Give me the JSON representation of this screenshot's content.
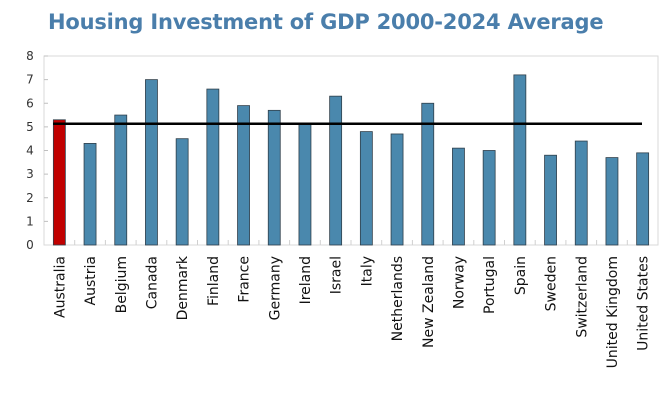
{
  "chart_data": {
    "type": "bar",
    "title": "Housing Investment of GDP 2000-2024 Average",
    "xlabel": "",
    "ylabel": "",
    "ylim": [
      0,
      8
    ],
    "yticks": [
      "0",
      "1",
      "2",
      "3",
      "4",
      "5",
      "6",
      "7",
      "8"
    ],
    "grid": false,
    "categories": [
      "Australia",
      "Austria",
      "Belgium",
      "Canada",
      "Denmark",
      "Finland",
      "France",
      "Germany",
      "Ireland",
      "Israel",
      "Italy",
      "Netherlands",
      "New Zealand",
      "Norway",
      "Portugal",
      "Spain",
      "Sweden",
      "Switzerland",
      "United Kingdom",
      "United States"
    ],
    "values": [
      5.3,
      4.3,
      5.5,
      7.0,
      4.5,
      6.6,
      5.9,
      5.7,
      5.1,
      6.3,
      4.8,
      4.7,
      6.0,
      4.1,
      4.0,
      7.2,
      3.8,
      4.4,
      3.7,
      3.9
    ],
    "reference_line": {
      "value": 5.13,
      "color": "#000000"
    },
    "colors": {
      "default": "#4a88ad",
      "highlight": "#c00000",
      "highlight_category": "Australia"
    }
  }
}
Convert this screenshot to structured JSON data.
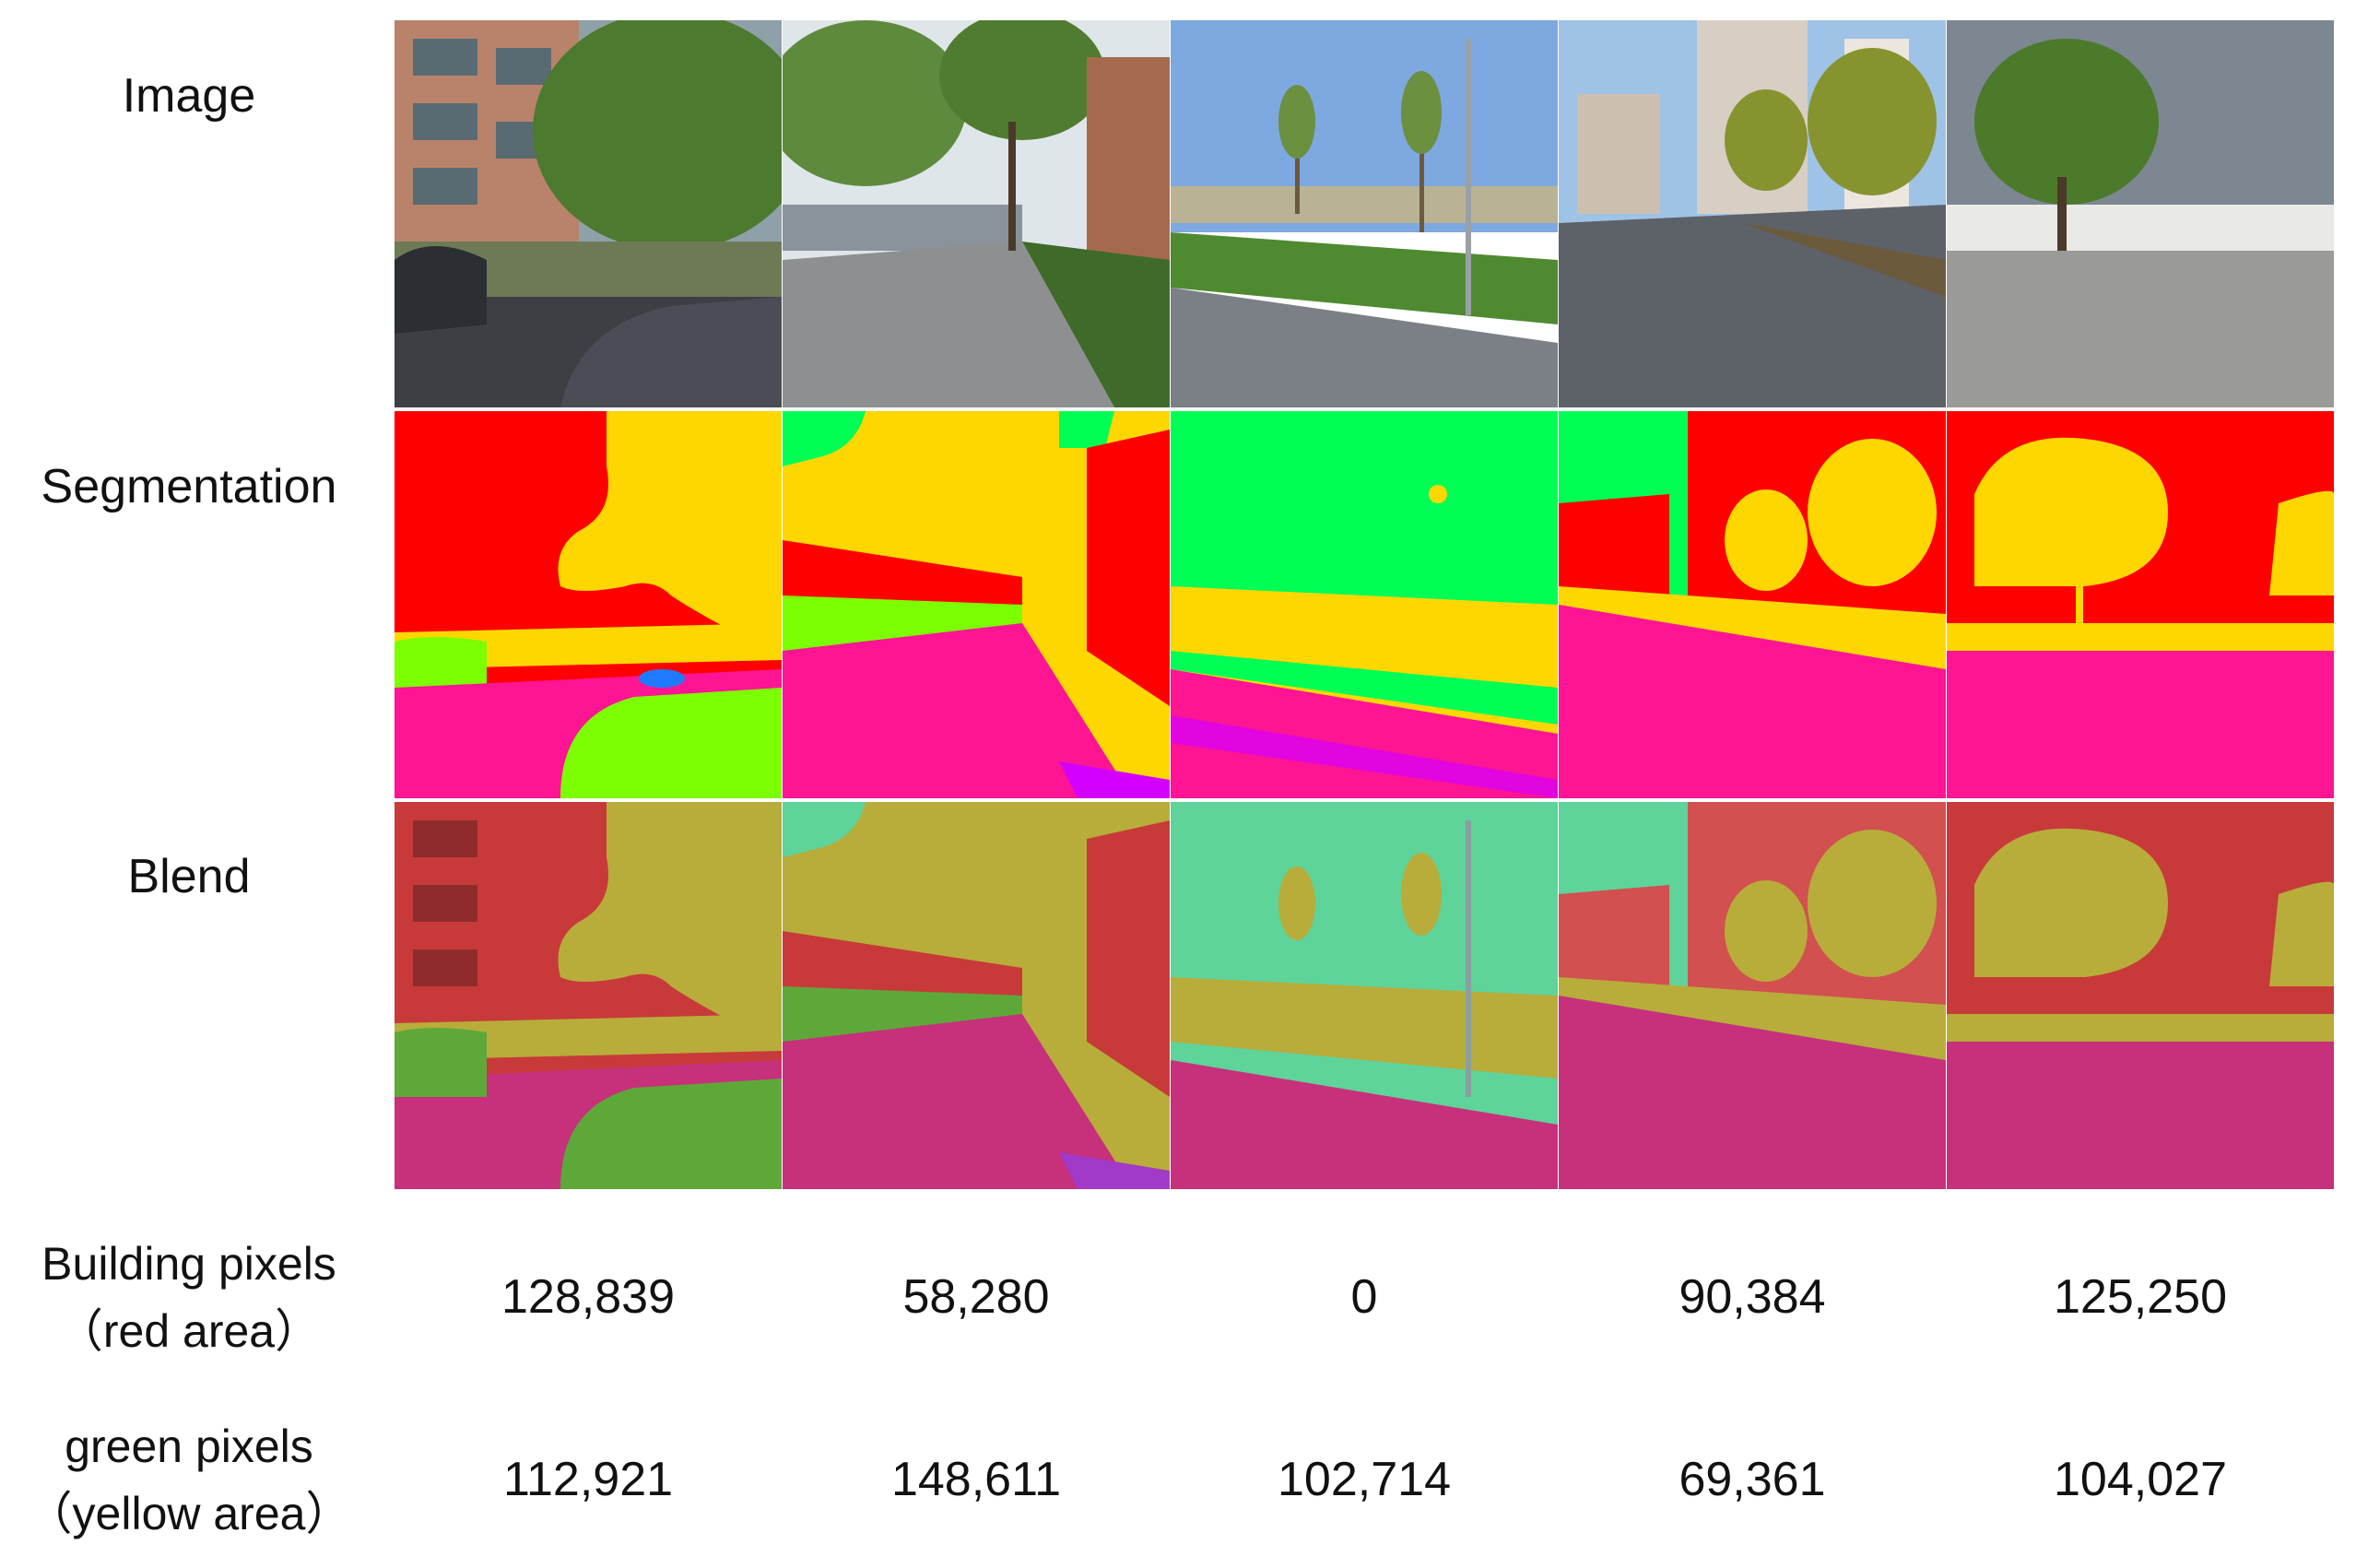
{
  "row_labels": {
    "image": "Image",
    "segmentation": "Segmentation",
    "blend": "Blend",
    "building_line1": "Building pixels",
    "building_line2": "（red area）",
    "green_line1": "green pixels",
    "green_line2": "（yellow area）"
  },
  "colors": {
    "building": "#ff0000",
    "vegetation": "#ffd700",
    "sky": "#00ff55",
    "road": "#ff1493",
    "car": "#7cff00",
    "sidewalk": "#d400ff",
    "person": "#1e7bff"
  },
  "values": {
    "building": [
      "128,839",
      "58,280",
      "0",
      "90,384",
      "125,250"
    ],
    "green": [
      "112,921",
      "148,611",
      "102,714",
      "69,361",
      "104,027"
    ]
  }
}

________

What you need to do.
Tell how many lines above contain the word "this". Give the number alone.

Reply to the task.
2